**Exercise directions:**
Reproduce the records below exactly as they appear.

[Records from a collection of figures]
★ ★ ★ ★ ★ ★ ★
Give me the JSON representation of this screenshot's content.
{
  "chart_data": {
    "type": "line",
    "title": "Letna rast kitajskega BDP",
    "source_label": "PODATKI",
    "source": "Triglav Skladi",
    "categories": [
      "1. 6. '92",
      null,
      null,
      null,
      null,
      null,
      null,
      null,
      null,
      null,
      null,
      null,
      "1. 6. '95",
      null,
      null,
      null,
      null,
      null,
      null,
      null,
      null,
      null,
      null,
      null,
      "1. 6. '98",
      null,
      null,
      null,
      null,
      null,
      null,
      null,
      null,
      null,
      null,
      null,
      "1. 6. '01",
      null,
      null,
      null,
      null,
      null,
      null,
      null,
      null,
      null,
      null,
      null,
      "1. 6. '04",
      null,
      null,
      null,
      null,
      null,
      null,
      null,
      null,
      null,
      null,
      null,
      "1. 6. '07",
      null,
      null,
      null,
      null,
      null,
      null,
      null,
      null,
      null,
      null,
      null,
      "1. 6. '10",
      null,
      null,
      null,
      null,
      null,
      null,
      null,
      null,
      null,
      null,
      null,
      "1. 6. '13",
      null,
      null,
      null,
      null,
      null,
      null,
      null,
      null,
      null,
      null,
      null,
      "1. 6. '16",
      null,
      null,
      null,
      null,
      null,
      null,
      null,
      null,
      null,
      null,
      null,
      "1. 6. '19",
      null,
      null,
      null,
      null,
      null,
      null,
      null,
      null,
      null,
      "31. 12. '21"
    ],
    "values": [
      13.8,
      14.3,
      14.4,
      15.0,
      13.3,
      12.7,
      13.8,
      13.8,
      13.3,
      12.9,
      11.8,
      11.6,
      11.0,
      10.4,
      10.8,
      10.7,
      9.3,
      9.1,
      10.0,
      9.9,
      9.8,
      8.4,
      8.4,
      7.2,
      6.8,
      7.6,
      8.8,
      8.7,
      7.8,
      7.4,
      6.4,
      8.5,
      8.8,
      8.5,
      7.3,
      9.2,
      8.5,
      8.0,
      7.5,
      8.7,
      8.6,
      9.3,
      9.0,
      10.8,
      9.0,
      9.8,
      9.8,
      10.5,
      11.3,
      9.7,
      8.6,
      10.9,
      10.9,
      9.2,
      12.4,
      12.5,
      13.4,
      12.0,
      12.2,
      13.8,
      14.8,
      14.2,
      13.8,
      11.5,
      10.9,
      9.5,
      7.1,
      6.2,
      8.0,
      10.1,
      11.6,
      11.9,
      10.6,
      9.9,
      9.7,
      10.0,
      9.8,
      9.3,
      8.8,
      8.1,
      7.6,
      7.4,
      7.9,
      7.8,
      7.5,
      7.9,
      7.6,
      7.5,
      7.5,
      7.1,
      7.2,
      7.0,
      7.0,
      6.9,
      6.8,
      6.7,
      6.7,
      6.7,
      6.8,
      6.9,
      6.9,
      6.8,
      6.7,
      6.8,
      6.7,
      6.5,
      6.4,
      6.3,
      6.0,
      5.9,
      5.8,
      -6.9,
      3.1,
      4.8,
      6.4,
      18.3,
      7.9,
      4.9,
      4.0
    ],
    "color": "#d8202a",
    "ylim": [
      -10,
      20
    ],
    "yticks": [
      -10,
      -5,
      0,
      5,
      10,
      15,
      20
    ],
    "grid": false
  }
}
★ ★ ★ ★ ★ ★ ★
**Full output:**
Give me the JSON representation of this screenshot's content.
{
  "chart_data": {
    "type": "line",
    "title": "Letna rast kitajskega BDP",
    "source_label": "PODATKI",
    "source": "Triglav Skladi",
    "categories": [
      "1. 6. '92",
      null,
      null,
      null,
      null,
      null,
      null,
      null,
      null,
      null,
      null,
      null,
      "1. 6. '95",
      null,
      null,
      null,
      null,
      null,
      null,
      null,
      null,
      null,
      null,
      null,
      "1. 6. '98",
      null,
      null,
      null,
      null,
      null,
      null,
      null,
      null,
      null,
      null,
      null,
      "1. 6. '01",
      null,
      null,
      null,
      null,
      null,
      null,
      null,
      null,
      null,
      null,
      null,
      "1. 6. '04",
      null,
      null,
      null,
      null,
      null,
      null,
      null,
      null,
      null,
      null,
      null,
      "1. 6. '07",
      null,
      null,
      null,
      null,
      null,
      null,
      null,
      null,
      null,
      null,
      null,
      "1. 6. '10",
      null,
      null,
      null,
      null,
      null,
      null,
      null,
      null,
      null,
      null,
      null,
      "1. 6. '13",
      null,
      null,
      null,
      null,
      null,
      null,
      null,
      null,
      null,
      null,
      null,
      "1. 6. '16",
      null,
      null,
      null,
      null,
      null,
      null,
      null,
      null,
      null,
      null,
      null,
      "1. 6. '19",
      null,
      null,
      null,
      null,
      null,
      null,
      null,
      null,
      null,
      "31. 12. '21"
    ],
    "values": [
      13.8,
      14.3,
      14.4,
      15.0,
      13.3,
      12.7,
      13.8,
      13.8,
      13.3,
      12.9,
      11.8,
      11.6,
      11.0,
      10.4,
      10.8,
      10.7,
      9.3,
      9.1,
      10.0,
      9.9,
      9.8,
      8.4,
      8.4,
      7.2,
      6.8,
      7.6,
      8.8,
      8.7,
      7.8,
      7.4,
      6.4,
      8.5,
      8.8,
      8.5,
      7.3,
      9.2,
      8.5,
      8.0,
      7.5,
      8.7,
      8.6,
      9.3,
      9.0,
      10.8,
      9.0,
      9.8,
      9.8,
      10.5,
      11.3,
      9.7,
      8.6,
      10.9,
      10.9,
      9.2,
      12.4,
      12.5,
      13.4,
      12.0,
      12.2,
      13.8,
      14.8,
      14.2,
      13.8,
      11.5,
      10.9,
      9.5,
      7.1,
      6.2,
      8.0,
      10.1,
      11.6,
      11.9,
      10.6,
      9.9,
      9.7,
      10.0,
      9.8,
      9.3,
      8.8,
      8.1,
      7.6,
      7.4,
      7.9,
      7.8,
      7.5,
      7.9,
      7.6,
      7.5,
      7.5,
      7.1,
      7.2,
      7.0,
      7.0,
      6.9,
      6.8,
      6.7,
      6.7,
      6.7,
      6.8,
      6.9,
      6.9,
      6.8,
      6.7,
      6.8,
      6.7,
      6.5,
      6.4,
      6.3,
      6.0,
      5.9,
      5.8,
      -6.9,
      3.1,
      4.8,
      6.4,
      18.3,
      7.9,
      4.9,
      4.0
    ],
    "color": "#d8202a",
    "ylim": [
      -10,
      20
    ],
    "yticks": [
      -10,
      -5,
      0,
      5,
      10,
      15,
      20
    ],
    "grid": false
  }
}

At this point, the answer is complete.